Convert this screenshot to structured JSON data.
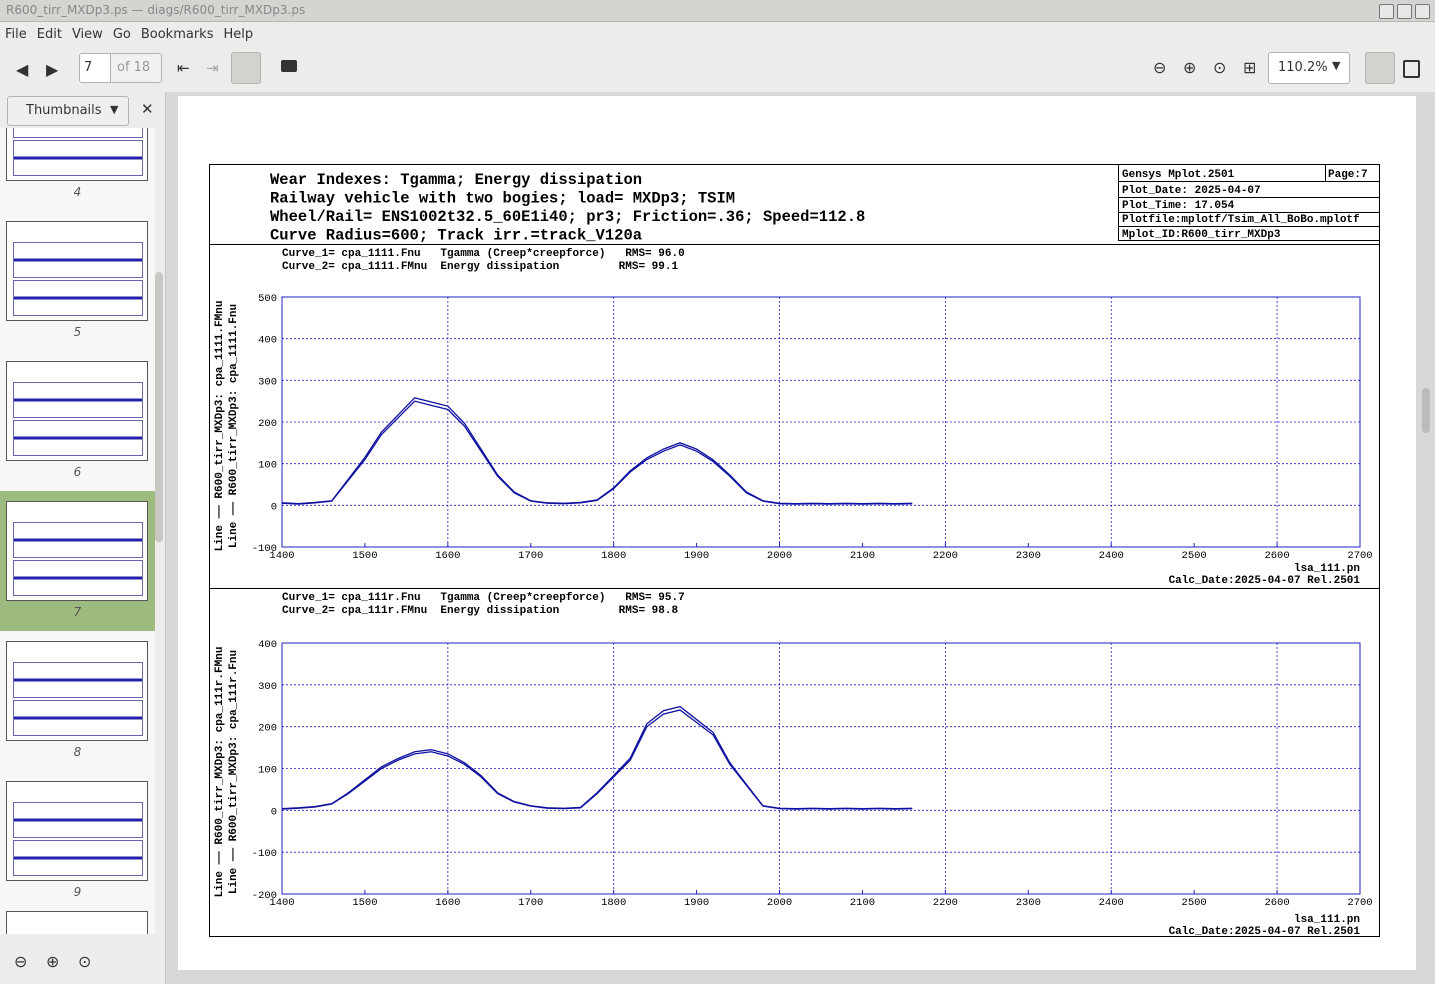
{
  "window": {
    "title": "R600_tirr_MXDp3.ps — diags/R600_tirr_MXDp3.ps"
  },
  "menu": [
    "File",
    "Edit",
    "View",
    "Go",
    "Bookmarks",
    "Help"
  ],
  "toolbar": {
    "page": "7",
    "page_count": "of 18",
    "zoom": "110.2%"
  },
  "sidebar": {
    "mode": "Thumbnails",
    "thumbnails": [
      "4",
      "5",
      "6",
      "7",
      "8",
      "9"
    ],
    "selected": "7"
  },
  "document": {
    "header": [
      "Wear Indexes: Tgamma; Energy dissipation",
      "Railway vehicle with two bogies; load= MXDp3; TSIM",
      "Wheel/Rail= ENS1002t32.5_60E1i40; pr3; Friction=.36; Speed=112.8",
      "Curve Radius=600; Track irr.=track_V120a"
    ],
    "info": [
      "Gensys Mplot.2501",
      "Page:7",
      "Plot_Date: 2025-04-07",
      "Plot_Time: 17.054",
      "Plotfile:mplotf/Tsim_All_BoBo.mplotf",
      "Mplot_ID:R600_tirr_MXDp3"
    ]
  },
  "chart_data": [
    {
      "type": "line",
      "annotations": [
        "Curve_1= cpa_1111.Fnu   Tgamma (Creep*creepforce)   RMS= 96.0",
        "Curve_2= cpa_1111.FMnu  Energy dissipation         RMS= 99.1"
      ],
      "footer": [
        "lsa_111.pn",
        "Calc_Date:2025-04-07 Rel.2501"
      ],
      "x": [
        1400,
        1420,
        1440,
        1460,
        1480,
        1500,
        1520,
        1540,
        1560,
        1580,
        1600,
        1620,
        1640,
        1660,
        1680,
        1700,
        1720,
        1740,
        1760,
        1780,
        1800,
        1820,
        1840,
        1860,
        1880,
        1900,
        1920,
        1940,
        1960,
        1980,
        2000,
        2020,
        2040,
        2060,
        2080,
        2100,
        2120,
        2140,
        2160
      ],
      "series": [
        {
          "name": "Line —— R600_tirr_MXDp3: cpa_1111.Fnu",
          "color": "#1010a0",
          "values": [
            5,
            3,
            6,
            10,
            60,
            110,
            170,
            210,
            250,
            240,
            230,
            190,
            130,
            70,
            30,
            10,
            5,
            4,
            6,
            12,
            40,
            80,
            110,
            130,
            145,
            130,
            105,
            70,
            30,
            10,
            4,
            3,
            4,
            3,
            4,
            3,
            4,
            3,
            4
          ]
        },
        {
          "name": "Line —— R600_tirr_MXDp3: cpa_1111.FMnu",
          "color": "#1010a0",
          "values": [
            6,
            4,
            7,
            11,
            63,
            115,
            176,
            217,
            258,
            248,
            238,
            197,
            135,
            73,
            32,
            11,
            6,
            5,
            7,
            13,
            42,
            83,
            114,
            135,
            150,
            135,
            109,
            73,
            32,
            11,
            5,
            4,
            5,
            4,
            5,
            4,
            5,
            4,
            5
          ]
        }
      ],
      "xlim": [
        1400,
        2700
      ],
      "xticks": [
        1400,
        1500,
        1600,
        1700,
        1800,
        1900,
        2000,
        2100,
        2200,
        2300,
        2400,
        2500,
        2600,
        2700
      ],
      "xgrid": [
        1600,
        1800,
        2000,
        2200,
        2400,
        2600
      ],
      "ylim": [
        -100,
        500
      ],
      "yticks": [
        -100,
        0,
        100,
        200,
        300,
        400,
        500
      ],
      "grid": true,
      "grid_color": "#2020c0"
    },
    {
      "type": "line",
      "annotations": [
        "Curve_1= cpa_111r.Fnu   Tgamma (Creep*creepforce)   RMS= 95.7",
        "Curve_2= cpa_111r.FMnu  Energy dissipation         RMS= 98.8"
      ],
      "footer": [
        "lsa_111.pn",
        "Calc_Date:2025-04-07 Rel.2501"
      ],
      "x": [
        1400,
        1420,
        1440,
        1460,
        1480,
        1500,
        1520,
        1540,
        1560,
        1580,
        1600,
        1620,
        1640,
        1660,
        1680,
        1700,
        1720,
        1740,
        1760,
        1780,
        1800,
        1820,
        1840,
        1860,
        1880,
        1900,
        1920,
        1940,
        1960,
        1980,
        2000,
        2020,
        2040,
        2060,
        2080,
        2100,
        2120,
        2140,
        2160
      ],
      "series": [
        {
          "name": "Line —— R600_tirr_MXDp3: cpa_111r.Fnu",
          "color": "#1010a0",
          "values": [
            3,
            5,
            8,
            15,
            40,
            70,
            100,
            120,
            135,
            140,
            130,
            110,
            80,
            40,
            20,
            10,
            5,
            4,
            6,
            40,
            80,
            120,
            200,
            230,
            240,
            210,
            180,
            110,
            60,
            10,
            4,
            3,
            4,
            3,
            4,
            3,
            4,
            3,
            4
          ]
        },
        {
          "name": "Line —— R600_tirr_MXDp3: cpa_111r.FMnu",
          "color": "#1010a0",
          "values": [
            4,
            6,
            9,
            16,
            42,
            73,
            104,
            124,
            140,
            145,
            135,
            114,
            83,
            42,
            21,
            11,
            6,
            5,
            7,
            42,
            83,
            125,
            207,
            238,
            248,
            217,
            186,
            114,
            62,
            11,
            5,
            4,
            5,
            4,
            5,
            4,
            5,
            4,
            5
          ]
        }
      ],
      "xlim": [
        1400,
        2700
      ],
      "xticks": [
        1400,
        1500,
        1600,
        1700,
        1800,
        1900,
        2000,
        2100,
        2200,
        2300,
        2400,
        2500,
        2600,
        2700
      ],
      "xgrid": [
        1600,
        1800,
        2000,
        2200,
        2400,
        2600
      ],
      "ylim": [
        -200,
        400
      ],
      "yticks": [
        -200,
        -100,
        0,
        100,
        200,
        300,
        400
      ],
      "grid": true,
      "grid_color": "#2020c0"
    }
  ]
}
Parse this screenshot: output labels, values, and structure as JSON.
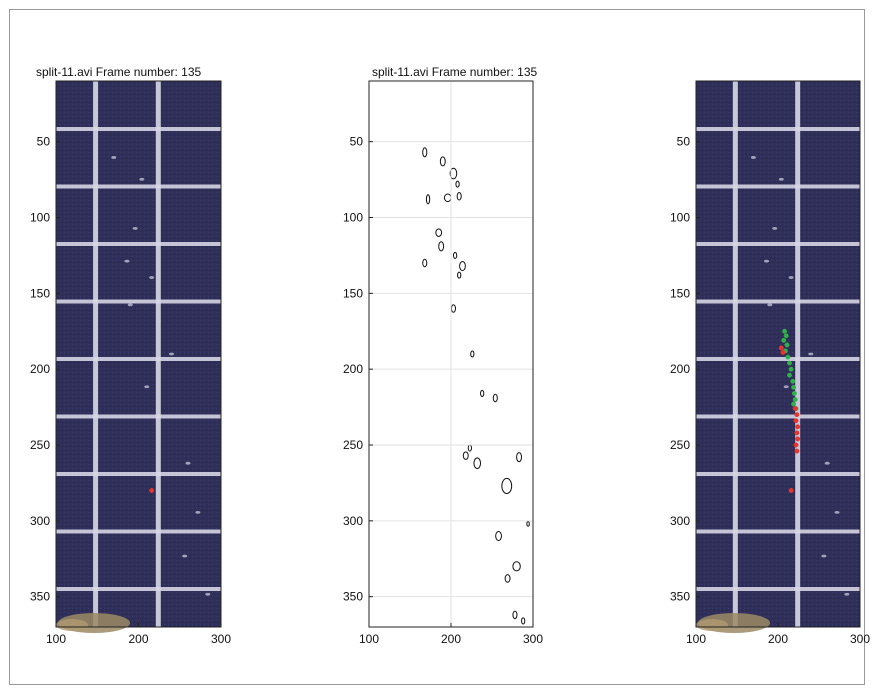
{
  "chart_data": [
    {
      "type": "image-plot",
      "title": "split-11.avi  Frame number: 135",
      "xlim": [
        100,
        300
      ],
      "ylim": [
        370,
        10
      ],
      "xticks": [
        100,
        200,
        300
      ],
      "yticks": [
        50,
        100,
        150,
        200,
        250,
        300,
        350
      ],
      "background": "dark-tile-video-frame",
      "markers": [
        {
          "name": "",
          "color": "#e8342a",
          "points": [
            [
              216,
              280
            ]
          ]
        }
      ]
    },
    {
      "type": "contour",
      "title": "split-11.avi  Frame number: 135",
      "xlim": [
        100,
        300
      ],
      "ylim": [
        370,
        10
      ],
      "xticks": [
        100,
        200,
        300
      ],
      "yticks": [
        50,
        100,
        150,
        200,
        250,
        300,
        350
      ],
      "grid": true,
      "blobs": [
        [
          168,
          57,
          2.5,
          3
        ],
        [
          190,
          63,
          3,
          3
        ],
        [
          203,
          71,
          4,
          3.5
        ],
        [
          208,
          78,
          2,
          2
        ],
        [
          172,
          88,
          2,
          3
        ],
        [
          196,
          87,
          4,
          2.5
        ],
        [
          210,
          86,
          2.5,
          2.5
        ],
        [
          185,
          110,
          3.5,
          2.5
        ],
        [
          188,
          119,
          3,
          3
        ],
        [
          205,
          125,
          2,
          2
        ],
        [
          214,
          132,
          3.5,
          3
        ],
        [
          210,
          138,
          2,
          2
        ],
        [
          168,
          130,
          2.5,
          2.5
        ],
        [
          203,
          160,
          2.5,
          2.5
        ],
        [
          226,
          190,
          2,
          2
        ],
        [
          238,
          216,
          2,
          2
        ],
        [
          254,
          219,
          2.5,
          2.5
        ],
        [
          223,
          252,
          2,
          2
        ],
        [
          218,
          257,
          3,
          2.5
        ],
        [
          232,
          262,
          4,
          3.5
        ],
        [
          283,
          258,
          3,
          3
        ],
        [
          268,
          277,
          6,
          5
        ],
        [
          258,
          310,
          3.5,
          3
        ],
        [
          294,
          302,
          1.5,
          1.5
        ],
        [
          280,
          330,
          4.5,
          3
        ],
        [
          269,
          338,
          3,
          2.5
        ],
        [
          278,
          362,
          2.5,
          2.5
        ],
        [
          288,
          366,
          2,
          2
        ]
      ]
    },
    {
      "type": "image-plot",
      "title": "",
      "xlim": [
        100,
        300
      ],
      "ylim": [
        370,
        10
      ],
      "xticks": [
        100,
        200,
        300
      ],
      "yticks": [
        50,
        100,
        150,
        200,
        250,
        300,
        350
      ],
      "background": "dark-tile-video-frame",
      "markers": [
        {
          "name": "",
          "color": "#2fb24a",
          "points": [
            [
              208,
              175
            ],
            [
              210,
              178
            ],
            [
              207,
              181
            ],
            [
              211,
              184
            ],
            [
              209,
              188
            ],
            [
              212,
              192
            ],
            [
              214,
              196
            ],
            [
              216,
              200
            ],
            [
              214,
              204
            ],
            [
              218,
              208
            ],
            [
              219,
              212
            ],
            [
              220,
              216
            ],
            [
              221,
              220
            ],
            [
              219,
              223
            ],
            [
              222,
              226
            ]
          ]
        },
        {
          "name": "",
          "color": "#e8342a",
          "points": [
            [
              204,
              186
            ],
            [
              206,
              189
            ],
            [
              221,
              226
            ],
            [
              223,
              230
            ],
            [
              222,
              234
            ],
            [
              224,
              238
            ],
            [
              223,
              242
            ],
            [
              224,
              246
            ],
            [
              222,
              250
            ],
            [
              223,
              254
            ],
            [
              216,
              280
            ]
          ]
        }
      ]
    }
  ]
}
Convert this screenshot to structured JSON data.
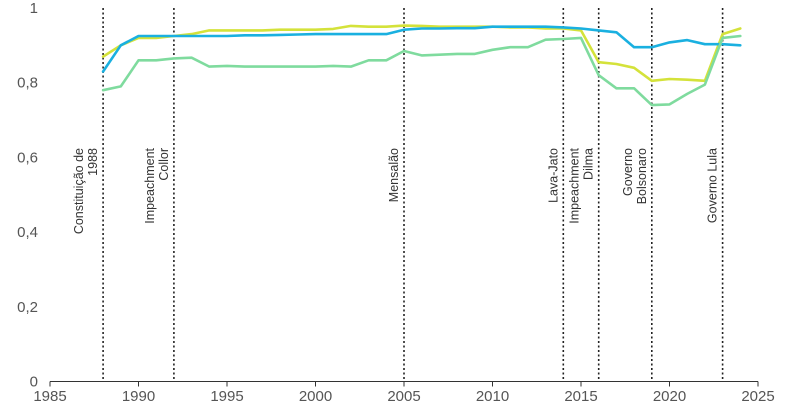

══════════════════════════════

* SET EXERCISE: Using the listing above, pull out all lines that hold the word "FMnu".

* SOLUTION:
        "Curve_2= cpa_1111.FMnu  Energy dissipation         RMS= 99.1"
          "name": "Line —— R600_tirr_MXDp3: cpa_1111.FMnu",
        "Curve_2= cpa_111r.FMnu  Energy dissipation         RMS= 98.8"
          "name": "Line —— R600_tirr_MXDp3: cpa_111r.FMnu",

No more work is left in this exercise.